--- DIRECTIONS ---
Leave out the pictures and reproduce all of the data exactly.

☆ ☆ ☆ ☆

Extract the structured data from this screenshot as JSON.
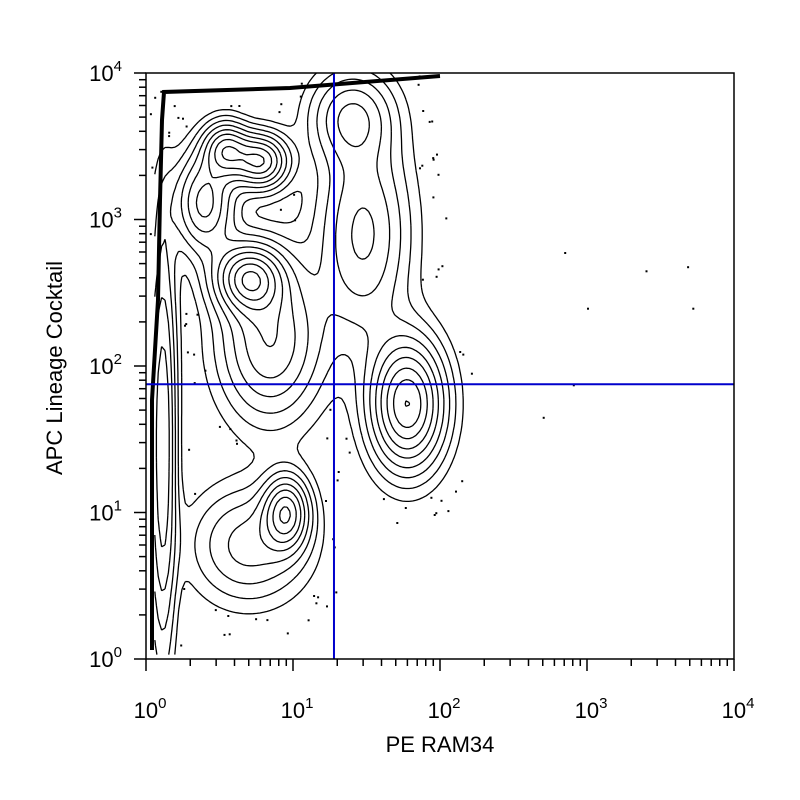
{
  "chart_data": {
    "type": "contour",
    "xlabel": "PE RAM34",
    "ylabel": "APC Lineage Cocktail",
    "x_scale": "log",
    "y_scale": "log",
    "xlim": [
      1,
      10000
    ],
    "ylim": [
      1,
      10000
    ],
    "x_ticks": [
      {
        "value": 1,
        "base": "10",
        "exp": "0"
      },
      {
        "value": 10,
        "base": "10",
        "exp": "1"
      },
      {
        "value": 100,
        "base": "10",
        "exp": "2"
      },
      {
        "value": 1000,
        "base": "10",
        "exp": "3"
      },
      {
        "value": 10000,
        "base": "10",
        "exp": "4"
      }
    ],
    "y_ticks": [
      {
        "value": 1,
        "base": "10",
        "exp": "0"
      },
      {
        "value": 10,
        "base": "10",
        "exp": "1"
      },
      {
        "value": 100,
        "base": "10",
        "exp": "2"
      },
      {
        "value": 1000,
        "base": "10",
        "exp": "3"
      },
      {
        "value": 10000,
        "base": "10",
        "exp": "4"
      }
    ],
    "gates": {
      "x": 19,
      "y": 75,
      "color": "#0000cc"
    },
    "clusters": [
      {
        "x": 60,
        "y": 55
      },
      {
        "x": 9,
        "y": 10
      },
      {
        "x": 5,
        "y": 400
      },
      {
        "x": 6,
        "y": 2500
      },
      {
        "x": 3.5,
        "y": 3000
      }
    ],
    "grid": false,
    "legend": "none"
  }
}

☆ ☆ ☆ ☆

--- WORKED ANSWER ---
Extract the structured data from this screenshot as JSON.
{
  "chart_data": {
    "type": "contour",
    "xlabel": "PE RAM34",
    "ylabel": "APC Lineage Cocktail",
    "x_scale": "log",
    "y_scale": "log",
    "xlim": [
      1,
      10000
    ],
    "ylim": [
      1,
      10000
    ],
    "x_ticks": [
      {
        "value": 1,
        "base": "10",
        "exp": "0"
      },
      {
        "value": 10,
        "base": "10",
        "exp": "1"
      },
      {
        "value": 100,
        "base": "10",
        "exp": "2"
      },
      {
        "value": 1000,
        "base": "10",
        "exp": "3"
      },
      {
        "value": 10000,
        "base": "10",
        "exp": "4"
      }
    ],
    "y_ticks": [
      {
        "value": 1,
        "base": "10",
        "exp": "0"
      },
      {
        "value": 10,
        "base": "10",
        "exp": "1"
      },
      {
        "value": 100,
        "base": "10",
        "exp": "2"
      },
      {
        "value": 1000,
        "base": "10",
        "exp": "3"
      },
      {
        "value": 10000,
        "base": "10",
        "exp": "4"
      }
    ],
    "gates": {
      "x": 19,
      "y": 75,
      "color": "#0000cc"
    },
    "clusters": [
      {
        "x": 60,
        "y": 55
      },
      {
        "x": 9,
        "y": 10
      },
      {
        "x": 5,
        "y": 400
      },
      {
        "x": 6,
        "y": 2500
      },
      {
        "x": 3.5,
        "y": 3000
      }
    ],
    "grid": false,
    "legend": "none"
  }
}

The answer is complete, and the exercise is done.